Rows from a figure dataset
____

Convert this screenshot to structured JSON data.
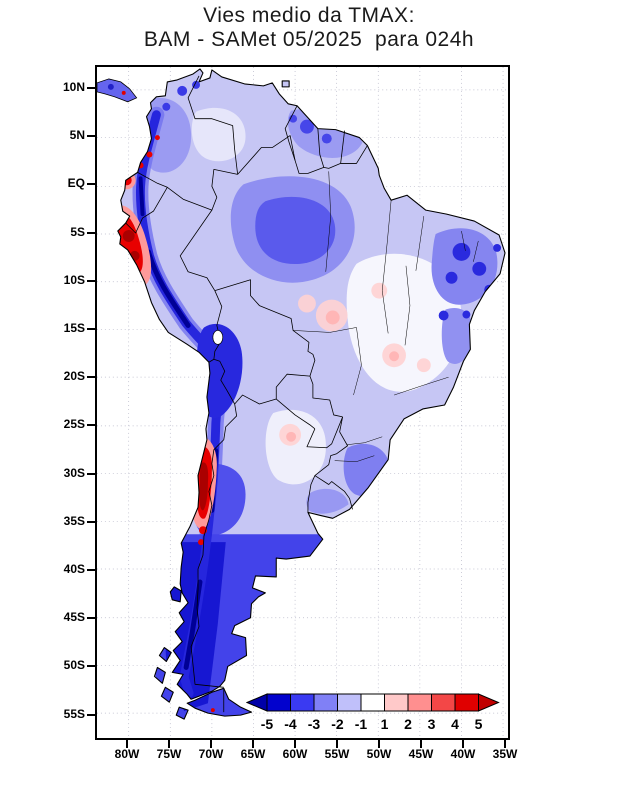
{
  "title": {
    "line1": "Vies medio da TMAX:",
    "line2": "BAM - SAMet 05/2025  para 024h"
  },
  "axes": {
    "y_ticks": [
      "10N",
      "5N",
      "EQ",
      "5S",
      "10S",
      "15S",
      "20S",
      "25S",
      "30S",
      "35S",
      "40S",
      "45S",
      "50S",
      "55S"
    ],
    "x_ticks": [
      "80W",
      "75W",
      "70W",
      "65W",
      "60W",
      "55W",
      "50W",
      "45W",
      "40W",
      "35W"
    ]
  },
  "colorbar": {
    "tick_labels": [
      "-5",
      "-4",
      "-3",
      "-2",
      "-1",
      "1",
      "2",
      "3",
      "4",
      "5"
    ],
    "cell_colors": [
      "#0202cd",
      "#3a3af2",
      "#8080f6",
      "#c0c0fa",
      "#ffffff",
      "#ffc9c9",
      "#ff8f8f",
      "#f34747",
      "#e00000"
    ],
    "arrow_left_color": "#0000a8",
    "arrow_right_color": "#c00000"
  },
  "chart_data": {
    "type": "heatmap",
    "title": "Vies medio da TMAX: BAM - SAMet 05/2025 para 024h",
    "variable": "Mean bias of TMAX, BAM model vs SAMet, month 05/2025, forecast 024h",
    "region": "South America",
    "lat_tick_labels": [
      "10N",
      "5N",
      "EQ",
      "5S",
      "10S",
      "15S",
      "20S",
      "25S",
      "30S",
      "35S",
      "40S",
      "45S",
      "50S",
      "55S"
    ],
    "lon_tick_labels": [
      "80W",
      "75W",
      "70W",
      "65W",
      "60W",
      "55W",
      "50W",
      "45W",
      "40W",
      "35W"
    ],
    "scale_levels": [
      -5,
      -4,
      -3,
      -2,
      -1,
      1,
      2,
      3,
      4,
      5
    ],
    "palette": [
      "#0202cd",
      "#3a3af2",
      "#8080f6",
      "#c0c0fa",
      "#ffffff",
      "#ffc9c9",
      "#ff8f8f",
      "#f34747",
      "#e00000"
    ],
    "legend_position": "bottom-right inside plot",
    "grid": "dotted",
    "features": [
      {
        "area": "Andes cordillera from Colombia to Patagonia",
        "bias": "strong negative, -3 to below -5"
      },
      {
        "area": "Peruvian coast near 4S-9S",
        "bias": "strong positive, above +4"
      },
      {
        "area": "Central Chile near 27S-34S",
        "bias": "strong positive, above +4"
      },
      {
        "area": "Patagonia and southern Argentina",
        "bias": "negative, -2 to -5"
      },
      {
        "area": "Northeast Brazil",
        "bias": "negative patches, -2 to -4"
      },
      {
        "area": "Central and eastern Brazil",
        "bias": "near zero with weak positive patches, -1 to +2"
      },
      {
        "area": "Western and central Amazon",
        "bias": "weak to moderate negative, -1 to -3"
      }
    ]
  }
}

____

Goal of the exercise:
Only the number should be given: how many lines of the data contain the word "SAMet"?

Task answer:
3